"""

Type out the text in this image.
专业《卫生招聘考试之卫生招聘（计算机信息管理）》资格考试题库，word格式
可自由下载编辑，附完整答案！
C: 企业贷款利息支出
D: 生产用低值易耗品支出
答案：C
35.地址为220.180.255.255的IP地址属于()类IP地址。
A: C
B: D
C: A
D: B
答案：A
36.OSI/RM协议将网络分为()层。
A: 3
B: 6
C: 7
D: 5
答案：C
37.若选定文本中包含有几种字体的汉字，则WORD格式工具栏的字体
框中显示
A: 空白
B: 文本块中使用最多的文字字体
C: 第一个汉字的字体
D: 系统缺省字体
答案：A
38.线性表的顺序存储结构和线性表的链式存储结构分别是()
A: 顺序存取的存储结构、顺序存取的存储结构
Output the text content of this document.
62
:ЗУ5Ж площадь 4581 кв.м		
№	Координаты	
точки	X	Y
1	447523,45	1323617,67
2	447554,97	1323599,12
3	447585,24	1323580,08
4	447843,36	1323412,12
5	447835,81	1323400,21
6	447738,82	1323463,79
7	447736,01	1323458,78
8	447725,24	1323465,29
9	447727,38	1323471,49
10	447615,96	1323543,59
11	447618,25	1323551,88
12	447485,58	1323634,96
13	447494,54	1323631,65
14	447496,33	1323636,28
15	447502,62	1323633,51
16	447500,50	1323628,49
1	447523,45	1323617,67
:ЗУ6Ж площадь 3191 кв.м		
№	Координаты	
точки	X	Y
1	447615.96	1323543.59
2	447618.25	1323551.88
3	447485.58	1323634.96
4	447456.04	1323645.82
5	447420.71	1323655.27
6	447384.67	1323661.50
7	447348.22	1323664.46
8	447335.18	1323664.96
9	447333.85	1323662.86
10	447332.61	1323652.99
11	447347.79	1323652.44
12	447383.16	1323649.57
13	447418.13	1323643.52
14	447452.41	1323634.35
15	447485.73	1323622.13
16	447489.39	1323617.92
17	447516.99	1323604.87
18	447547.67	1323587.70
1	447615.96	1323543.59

"""

Exactly reproduce the lines beginning with the one that contains "Output the text content of this document." and ending with the last line of the material, both included. Leave out everything else.

### Solution to the exercise
Output the text content of this document.
62
:ЗУ5Ж площадь 4581 кв.м		
№	Координаты	
точки	X	Y
1	447523,45	1323617,67
2	447554,97	1323599,12
3	447585,24	1323580,08
4	447843,36	1323412,12
5	447835,81	1323400,21
6	447738,82	1323463,79
7	447736,01	1323458,78
8	447725,24	1323465,29
9	447727,38	1323471,49
10	447615,96	1323543,59
11	447618,25	1323551,88
12	447485,58	1323634,96
13	447494,54	1323631,65
14	447496,33	1323636,28
15	447502,62	1323633,51
16	447500,50	1323628,49
1	447523,45	1323617,67
:ЗУ6Ж площадь 3191 кв.м		
№	Координаты	
точки	X	Y
1	447615.96	1323543.59
2	447618.25	1323551.88
3	447485.58	1323634.96
4	447456.04	1323645.82
5	447420.71	1323655.27
6	447384.67	1323661.50
7	447348.22	1323664.46
8	447335.18	1323664.96
9	447333.85	1323662.86
10	447332.61	1323652.99
11	447347.79	1323652.44
12	447383.16	1323649.57
13	447418.13	1323643.52
14	447452.41	1323634.35
15	447485.73	1323622.13
16	447489.39	1323617.92
17	447516.99	1323604.87
18	447547.67	1323587.70
1	447615.96	1323543.59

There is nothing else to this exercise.